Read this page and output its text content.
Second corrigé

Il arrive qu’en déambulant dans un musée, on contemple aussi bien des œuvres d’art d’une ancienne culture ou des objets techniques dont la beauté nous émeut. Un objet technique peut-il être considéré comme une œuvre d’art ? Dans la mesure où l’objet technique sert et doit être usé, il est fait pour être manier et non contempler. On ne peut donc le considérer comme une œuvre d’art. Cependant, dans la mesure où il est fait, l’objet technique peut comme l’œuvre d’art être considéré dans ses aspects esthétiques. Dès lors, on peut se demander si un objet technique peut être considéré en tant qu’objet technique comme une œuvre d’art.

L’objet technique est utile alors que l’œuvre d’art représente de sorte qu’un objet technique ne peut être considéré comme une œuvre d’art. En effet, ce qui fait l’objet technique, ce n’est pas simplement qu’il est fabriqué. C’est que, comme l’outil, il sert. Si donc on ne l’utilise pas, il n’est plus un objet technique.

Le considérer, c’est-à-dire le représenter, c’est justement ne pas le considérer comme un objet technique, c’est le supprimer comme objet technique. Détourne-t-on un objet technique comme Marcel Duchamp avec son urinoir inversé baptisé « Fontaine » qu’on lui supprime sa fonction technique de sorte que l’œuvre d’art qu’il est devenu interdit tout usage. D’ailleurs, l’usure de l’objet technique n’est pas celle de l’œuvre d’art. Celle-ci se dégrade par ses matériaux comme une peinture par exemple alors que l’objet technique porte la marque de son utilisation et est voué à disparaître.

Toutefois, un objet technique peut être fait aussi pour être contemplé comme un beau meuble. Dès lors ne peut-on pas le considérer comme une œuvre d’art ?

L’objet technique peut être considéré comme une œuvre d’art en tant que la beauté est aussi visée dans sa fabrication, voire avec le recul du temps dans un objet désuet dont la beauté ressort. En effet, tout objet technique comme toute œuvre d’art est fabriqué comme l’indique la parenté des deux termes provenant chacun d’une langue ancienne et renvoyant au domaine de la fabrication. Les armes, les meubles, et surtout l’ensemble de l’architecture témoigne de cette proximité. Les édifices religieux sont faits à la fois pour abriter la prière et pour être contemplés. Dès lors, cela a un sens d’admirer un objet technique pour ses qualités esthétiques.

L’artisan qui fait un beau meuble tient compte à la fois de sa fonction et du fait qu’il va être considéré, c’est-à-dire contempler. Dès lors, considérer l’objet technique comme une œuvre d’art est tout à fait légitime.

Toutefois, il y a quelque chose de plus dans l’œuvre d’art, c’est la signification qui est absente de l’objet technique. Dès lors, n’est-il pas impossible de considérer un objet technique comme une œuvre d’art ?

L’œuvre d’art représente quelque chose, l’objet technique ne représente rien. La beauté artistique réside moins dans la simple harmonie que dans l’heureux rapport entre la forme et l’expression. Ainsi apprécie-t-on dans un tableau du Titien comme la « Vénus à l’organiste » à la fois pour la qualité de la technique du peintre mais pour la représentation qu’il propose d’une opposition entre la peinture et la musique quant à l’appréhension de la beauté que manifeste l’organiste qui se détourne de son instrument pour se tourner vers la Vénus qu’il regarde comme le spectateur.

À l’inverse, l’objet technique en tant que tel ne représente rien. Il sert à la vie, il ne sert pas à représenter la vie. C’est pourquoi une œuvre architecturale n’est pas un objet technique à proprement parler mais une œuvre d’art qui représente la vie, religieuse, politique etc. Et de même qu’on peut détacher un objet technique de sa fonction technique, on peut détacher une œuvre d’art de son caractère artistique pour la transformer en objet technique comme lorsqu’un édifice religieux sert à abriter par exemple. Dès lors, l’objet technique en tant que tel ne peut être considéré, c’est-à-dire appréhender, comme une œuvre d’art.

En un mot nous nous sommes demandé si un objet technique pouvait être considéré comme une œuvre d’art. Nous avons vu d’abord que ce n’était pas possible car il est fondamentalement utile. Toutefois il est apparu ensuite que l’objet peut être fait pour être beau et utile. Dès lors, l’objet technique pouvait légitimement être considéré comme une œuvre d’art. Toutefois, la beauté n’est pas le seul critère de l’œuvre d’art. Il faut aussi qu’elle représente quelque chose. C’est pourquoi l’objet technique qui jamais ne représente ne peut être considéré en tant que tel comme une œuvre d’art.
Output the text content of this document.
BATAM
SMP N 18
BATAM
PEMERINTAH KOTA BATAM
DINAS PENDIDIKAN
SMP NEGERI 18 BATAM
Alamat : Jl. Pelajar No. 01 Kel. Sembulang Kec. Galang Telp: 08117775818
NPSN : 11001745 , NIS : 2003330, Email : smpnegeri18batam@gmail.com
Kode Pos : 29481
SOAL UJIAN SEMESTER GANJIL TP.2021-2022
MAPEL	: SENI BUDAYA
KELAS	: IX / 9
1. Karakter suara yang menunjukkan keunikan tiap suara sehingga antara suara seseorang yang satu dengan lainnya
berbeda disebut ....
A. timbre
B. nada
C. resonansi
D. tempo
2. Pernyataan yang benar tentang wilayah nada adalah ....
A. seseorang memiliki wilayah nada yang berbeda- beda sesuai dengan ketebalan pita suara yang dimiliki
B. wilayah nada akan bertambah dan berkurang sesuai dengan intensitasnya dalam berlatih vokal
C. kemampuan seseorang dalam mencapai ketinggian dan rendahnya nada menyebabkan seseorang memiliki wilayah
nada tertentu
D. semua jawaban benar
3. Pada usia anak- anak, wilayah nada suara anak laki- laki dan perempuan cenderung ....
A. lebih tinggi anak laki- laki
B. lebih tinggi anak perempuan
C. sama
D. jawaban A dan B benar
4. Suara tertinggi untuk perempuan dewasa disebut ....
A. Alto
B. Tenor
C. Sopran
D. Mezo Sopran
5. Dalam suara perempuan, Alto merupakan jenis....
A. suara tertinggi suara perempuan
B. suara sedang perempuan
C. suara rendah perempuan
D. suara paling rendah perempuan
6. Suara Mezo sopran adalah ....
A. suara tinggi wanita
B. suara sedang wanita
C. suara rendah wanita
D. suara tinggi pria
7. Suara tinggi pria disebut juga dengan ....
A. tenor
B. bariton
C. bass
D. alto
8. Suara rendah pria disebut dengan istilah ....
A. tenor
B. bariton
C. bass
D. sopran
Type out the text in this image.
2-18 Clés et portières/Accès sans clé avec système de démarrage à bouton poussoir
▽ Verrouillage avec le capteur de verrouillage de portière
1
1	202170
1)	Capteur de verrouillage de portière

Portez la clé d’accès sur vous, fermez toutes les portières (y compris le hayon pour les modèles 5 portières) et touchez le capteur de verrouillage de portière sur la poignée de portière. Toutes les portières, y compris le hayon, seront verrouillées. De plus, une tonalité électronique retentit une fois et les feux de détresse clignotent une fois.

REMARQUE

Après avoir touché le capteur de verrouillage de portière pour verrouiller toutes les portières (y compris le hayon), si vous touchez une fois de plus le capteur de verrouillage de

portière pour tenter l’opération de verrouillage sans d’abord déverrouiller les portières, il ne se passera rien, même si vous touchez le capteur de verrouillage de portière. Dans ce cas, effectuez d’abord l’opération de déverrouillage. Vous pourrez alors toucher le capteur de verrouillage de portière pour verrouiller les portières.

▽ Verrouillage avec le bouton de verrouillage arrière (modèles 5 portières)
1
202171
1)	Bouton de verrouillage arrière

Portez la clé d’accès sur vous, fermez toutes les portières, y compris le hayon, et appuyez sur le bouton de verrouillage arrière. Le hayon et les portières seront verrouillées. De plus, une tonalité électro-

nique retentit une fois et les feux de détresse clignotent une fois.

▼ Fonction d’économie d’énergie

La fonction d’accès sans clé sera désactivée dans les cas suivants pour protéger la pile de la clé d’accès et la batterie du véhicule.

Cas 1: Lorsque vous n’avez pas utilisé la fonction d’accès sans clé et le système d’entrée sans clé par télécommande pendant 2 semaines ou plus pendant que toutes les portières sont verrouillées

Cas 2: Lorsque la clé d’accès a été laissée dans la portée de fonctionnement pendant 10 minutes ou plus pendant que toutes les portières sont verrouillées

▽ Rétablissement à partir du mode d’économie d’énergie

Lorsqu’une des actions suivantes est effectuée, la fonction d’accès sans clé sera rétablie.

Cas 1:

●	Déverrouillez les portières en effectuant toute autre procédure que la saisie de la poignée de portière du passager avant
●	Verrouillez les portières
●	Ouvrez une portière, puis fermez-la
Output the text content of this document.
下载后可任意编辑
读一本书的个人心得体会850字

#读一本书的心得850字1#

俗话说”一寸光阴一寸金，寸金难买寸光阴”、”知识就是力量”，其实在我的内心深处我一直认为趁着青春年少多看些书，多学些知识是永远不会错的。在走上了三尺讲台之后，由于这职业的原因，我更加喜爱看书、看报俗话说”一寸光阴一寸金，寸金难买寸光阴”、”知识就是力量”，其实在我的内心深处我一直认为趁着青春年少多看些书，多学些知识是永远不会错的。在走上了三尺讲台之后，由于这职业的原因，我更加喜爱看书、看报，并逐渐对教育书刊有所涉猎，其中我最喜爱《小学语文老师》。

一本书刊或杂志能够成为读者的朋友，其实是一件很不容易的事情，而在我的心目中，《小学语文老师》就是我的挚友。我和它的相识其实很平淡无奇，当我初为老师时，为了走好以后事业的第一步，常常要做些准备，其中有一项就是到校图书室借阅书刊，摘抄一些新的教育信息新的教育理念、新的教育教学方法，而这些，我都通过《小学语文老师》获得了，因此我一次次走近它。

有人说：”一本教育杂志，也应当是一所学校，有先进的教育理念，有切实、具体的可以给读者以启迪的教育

◆ What is needed: Identify the lines in the entries above that contain "énergie", then copy them out.

◆ Exercise response:
▼ Fonction d’économie d’énergie
▽ Rétablissement à partir du mode d’économie d’énergie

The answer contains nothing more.